BELLBROOK — An accidently overheard conversation earlier this summer forged a creative partnership with a young Xenia artist and a volunteer at Greene County Parks & Trails’ (GCP&T) Spring Lakes Park.
“I was in the Xenia Area Community Theatre (XACT) office one day when a gentleman called asking for information on artists who did murals in the area. The XACT building has one and he thought they might know of someone. When I heard the telephone conversation, it seemed a perfect fit. I had been looking for an opportunity to create a mural,” said artist Elizabeth Patterson of Xenia.
GCP&T volunteer Fred Lageman volunteers in the Spring Lakes Bait House with Jim Kahlo, Bob DeLong, Shawn Brady, Joe Stieger, Bob Neick, and Mike Jenkins with friends of the bait house, Dave Dalhamer and Dutch Camden. The team decided they wanted to look into adding a mural to the side of the building.
This dedicated band of volunteers — known within the park agency as the Fabulous Bait House Boys — have gone far beyond merely staffing the park’s bait house. The team has created window boxes, planted flowers, built benches, a duck box on the water and even hitching posts for the equestrians who come to enjoy the trails. Within the bait house, a treasure trove of memorabilia, photographs and memories greet park patrons.

STORED ROWS -

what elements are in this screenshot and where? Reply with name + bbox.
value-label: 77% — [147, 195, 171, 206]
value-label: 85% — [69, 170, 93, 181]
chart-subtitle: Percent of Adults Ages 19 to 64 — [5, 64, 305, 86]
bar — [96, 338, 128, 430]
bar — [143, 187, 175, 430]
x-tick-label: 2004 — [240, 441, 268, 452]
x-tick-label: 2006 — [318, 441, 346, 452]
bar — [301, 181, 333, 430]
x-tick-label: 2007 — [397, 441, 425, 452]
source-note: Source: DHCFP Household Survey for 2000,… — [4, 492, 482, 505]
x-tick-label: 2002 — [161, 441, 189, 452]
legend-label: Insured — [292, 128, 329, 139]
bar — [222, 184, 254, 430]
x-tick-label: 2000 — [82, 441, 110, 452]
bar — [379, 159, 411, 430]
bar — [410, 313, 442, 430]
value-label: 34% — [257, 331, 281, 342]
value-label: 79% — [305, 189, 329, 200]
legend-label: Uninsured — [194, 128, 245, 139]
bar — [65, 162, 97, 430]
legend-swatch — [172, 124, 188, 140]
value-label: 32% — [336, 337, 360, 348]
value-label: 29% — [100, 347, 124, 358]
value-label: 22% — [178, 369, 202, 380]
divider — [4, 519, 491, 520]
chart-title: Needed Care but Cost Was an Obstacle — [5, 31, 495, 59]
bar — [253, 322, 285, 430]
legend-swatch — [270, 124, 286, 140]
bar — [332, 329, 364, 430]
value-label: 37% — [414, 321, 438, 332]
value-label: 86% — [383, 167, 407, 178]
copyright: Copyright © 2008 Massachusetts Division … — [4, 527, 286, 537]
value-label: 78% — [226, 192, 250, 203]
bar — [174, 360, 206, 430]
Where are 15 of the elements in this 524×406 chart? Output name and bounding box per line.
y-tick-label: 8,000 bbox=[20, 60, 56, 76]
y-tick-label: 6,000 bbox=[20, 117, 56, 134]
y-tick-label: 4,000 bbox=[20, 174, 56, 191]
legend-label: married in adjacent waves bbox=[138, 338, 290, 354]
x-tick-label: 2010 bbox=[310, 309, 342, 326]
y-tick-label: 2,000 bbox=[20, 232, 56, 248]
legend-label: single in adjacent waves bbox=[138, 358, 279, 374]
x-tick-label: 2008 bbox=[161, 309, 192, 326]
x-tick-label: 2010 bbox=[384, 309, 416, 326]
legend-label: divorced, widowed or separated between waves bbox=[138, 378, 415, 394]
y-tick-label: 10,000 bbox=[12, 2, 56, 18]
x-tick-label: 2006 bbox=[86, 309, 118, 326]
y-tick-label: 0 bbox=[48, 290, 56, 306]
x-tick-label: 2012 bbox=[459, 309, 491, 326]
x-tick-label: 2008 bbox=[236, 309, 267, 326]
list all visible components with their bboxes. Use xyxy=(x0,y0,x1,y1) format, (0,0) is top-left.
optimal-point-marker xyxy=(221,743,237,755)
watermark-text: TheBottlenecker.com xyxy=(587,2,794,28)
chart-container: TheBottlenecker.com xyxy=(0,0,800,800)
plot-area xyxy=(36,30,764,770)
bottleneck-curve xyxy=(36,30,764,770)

TASK BRIEF -
From the article on the Spring Lakes Park mural, quote the part that opens with the words containing "BELLBROOK — An" and closes with "of the building.".

SOLUTION FOR THIS PROBLEM -
BELLBROOK — An accidently overheard conversation earlier this summer forged a creative partnership with a young Xenia artist and a volunteer at Greene County Parks & Trails’ (GCP&T) Spring Lakes Park.
“I was in the Xenia Area Community Theatre (XACT) office one day when a gentleman called asking for information on artists who did murals in the area. The XACT building has one and he thought they might know of someone. When I heard the telephone conversation, it seemed a perfect fit. I had been looking for an opportunity to create a mural,” said artist Elizabeth Patterson of Xenia.
GCP&T volunteer Fred Lageman volunteers in the Spring Lakes Bait House with Jim Kahlo, Bob DeLong, Shawn Brady, Joe Stieger, Bob Neick, and Mike Jenkins with friends of the bait house, Dave Dalhamer and Dutch Camden. The team decided they wanted to look into adding a mural to the side of the building.